§ **Instructions to follow**:
Transcribe all the entries word for word, but omit the images.

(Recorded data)
----------------

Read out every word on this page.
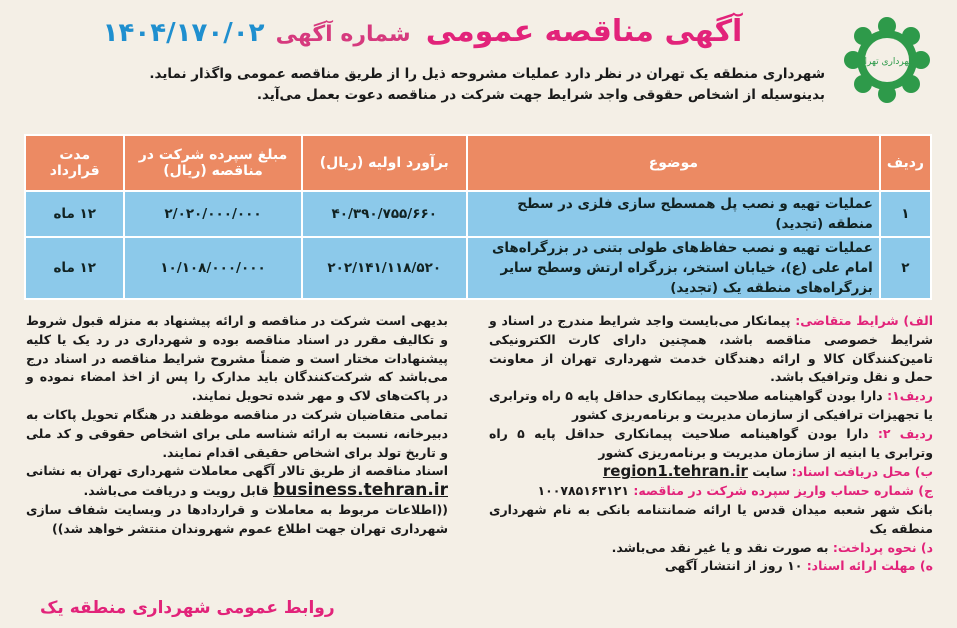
شهرداری تهران
آگهی مناقصه عمومی شماره آگهی ۱۴۰۴/۱۷۰/۰۲
شهرداری منطقه یک تهران در نظر دارد عملیات مشروحه ذیل را از طریق مناقصه عمومی واگذار نماید.
بدینوسیله از اشخاص حقوقی واجد شرایط جهت شرکت در مناقصه دعوت بعمل می‌آید.
ردیف	موضوع	برآورد اولیه (ریال)	مبلغ سپرده شرکت در مناقصه (ریال)	مدت قرارداد
۱	عملیات تهیه و نصب پل همسطح سازی فلزی در سطح منطقه (تجدید)	۴۰/۳۹۰/۷۵۵/۶۶۰	۲/۰۲۰/۰۰۰/۰۰۰	۱۲ ماه
۲	عملیات تهیه و نصب حفاظ‌های طولی بتنی در بزرگراه‌های امام علی (ع)، خیابان استخر، بزرگراه ارتش وسطح سایر بزرگراه‌های منطقه یک (تجدید)	۲۰۲/۱۴۱/۱۱۸/۵۲۰	۱۰/۱۰۸/۰۰۰/۰۰۰	۱۲ ماه
الف) شرایط متقاضی: پیمانکار می‌بایست واجد شرایط مندرج در اسناد و شرایط خصوصی مناقصه باشد، همچنین دارای کارت الکترونیکی تامین‌کنندگان کالا و ارائه دهندگان خدمت شهرداری تهران از معاونت حمل و نقل وترافیک باشد.
ردیف۱: دارا بودن گواهینامه صلاحیت پیمانکاری حداقل پایه ۵ راه وترابری یا تجهیزات ترافیکی از سازمان مدیریت و برنامه‌ریزی کشور
ردیف ۲: دارا بودن گواهینامه صلاحیت پیمانکاری حداقل پایه ۵ راه وترابری یا ابنیه از سازمان مدیریت و برنامه‌ریزی کشور
ب) محل دریافت اسناد: سایت region1.tehran.ir
ج) شماره حساب واریز سپرده شرکت در مناقصه: ۱۰۰۷۸۵۱۶۳۱۲۱
بانک شهر شعبه میدان قدس یا ارائه ضمانتنامه بانکی به نام شهرداری منطقه یک
د) نحوه پرداخت: به صورت نقد و یا غیر نقد می‌باشد.
ه) مهلت ارائه اسناد: ۱۰ روز از انتشار آگهی
بدیهی است شرکت در مناقصه و ارائه پیشنهاد به منزله قبول شروط و تکالیف مقرر در اسناد مناقصه بوده و شهرداری در رد یک یا کلیه پیشنهادات مختار است و ضمناً مشروح شرایط مناقصه در اسناد درج می‌باشد که شرکت‌کنندگان باید مدارک را پس از اخذ امضاء نموده و در پاکت‌های لاک و مهر شده تحویل نمایند.
تمامی متقاضیان شرکت در مناقصه موظفند در هنگام تحویل پاکات به دبیرخانه، نسبت به ارائه شناسه ملی برای اشخاص حقوقی و کد ملی و تاریخ تولد برای اشخاص حقیقی اقدام نمایند.
اسناد مناقصه از طریق تالار آگهی معاملات شهرداری تهران به نشانی business.tehran.ir قابل رویت و دریافت می‌باشد.
((اطلاعات مربوط به معاملات و قراردادها در وبسایت شفاف سازی شهرداری تهران جهت اطلاع عموم شهروندان منتشر خواهد شد))
روابط عمومی شهرداری منطقه یک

----------------

§ **Answer to the task**:
Read out every word on this page.
شهرداری تهران
آگهی مناقصه عمومی شماره آگهی ۱۴۰۴/۱۷۰/۰۲
شهرداری منطقه یک تهران در نظر دارد عملیات مشروحه ذیل را از طریق مناقصه عمومی واگذار نماید.
بدینوسیله از اشخاص حقوقی واجد شرایط جهت شرکت در مناقصه دعوت بعمل می‌آید.
ردیف	موضوع	برآورد اولیه (ریال)	مبلغ سپرده شرکت در مناقصه (ریال)	مدت قرارداد
۱	عملیات تهیه و نصب پل همسطح سازی فلزی در سطح منطقه (تجدید)	۴۰/۳۹۰/۷۵۵/۶۶۰	۲/۰۲۰/۰۰۰/۰۰۰	۱۲ ماه
۲	عملیات تهیه و نصب حفاظ‌های طولی بتنی در بزرگراه‌های امام علی (ع)، خیابان استخر، بزرگراه ارتش وسطح سایر بزرگراه‌های منطقه یک (تجدید)	۲۰۲/۱۴۱/۱۱۸/۵۲۰	۱۰/۱۰۸/۰۰۰/۰۰۰	۱۲ ماه
الف) شرایط متقاضی: پیمانکار می‌بایست واجد شرایط مندرج در اسناد و شرایط خصوصی مناقصه باشد، همچنین دارای کارت الکترونیکی تامین‌کنندگان کالا و ارائه دهندگان خدمت شهرداری تهران از معاونت حمل و نقل وترافیک باشد.
ردیف۱: دارا بودن گواهینامه صلاحیت پیمانکاری حداقل پایه ۵ راه وترابری یا تجهیزات ترافیکی از سازمان مدیریت و برنامه‌ریزی کشور
ردیف ۲: دارا بودن گواهینامه صلاحیت پیمانکاری حداقل پایه ۵ راه وترابری یا ابنیه از سازمان مدیریت و برنامه‌ریزی کشور
ب) محل دریافت اسناد: سایت region1.tehran.ir
ج) شماره حساب واریز سپرده شرکت در مناقصه: ۱۰۰۷۸۵۱۶۳۱۲۱
بانک شهر شعبه میدان قدس یا ارائه ضمانتنامه بانکی به نام شهرداری منطقه یک
د) نحوه پرداخت: به صورت نقد و یا غیر نقد می‌باشد.
ه) مهلت ارائه اسناد: ۱۰ روز از انتشار آگهی
بدیهی است شرکت در مناقصه و ارائه پیشنهاد به منزله قبول شروط و تکالیف مقرر در اسناد مناقصه بوده و شهرداری در رد یک یا کلیه پیشنهادات مختار است و ضمناً مشروح شرایط مناقصه در اسناد درج می‌باشد که شرکت‌کنندگان باید مدارک را پس از اخذ امضاء نموده و در پاکت‌های لاک و مهر شده تحویل نمایند.
تمامی متقاضیان شرکت در مناقصه موظفند در هنگام تحویل پاکات به دبیرخانه، نسبت به ارائه شناسه ملی برای اشخاص حقوقی و کد ملی و تاریخ تولد برای اشخاص حقیقی اقدام نمایند.
اسناد مناقصه از طریق تالار آگهی معاملات شهرداری تهران به نشانی business.tehran.ir قابل رویت و دریافت می‌باشد.
((اطلاعات مربوط به معاملات و قراردادها در وبسایت شفاف سازی شهرداری تهران جهت اطلاع عموم شهروندان منتشر خواهد شد))
روابط عمومی شهرداری منطقه یک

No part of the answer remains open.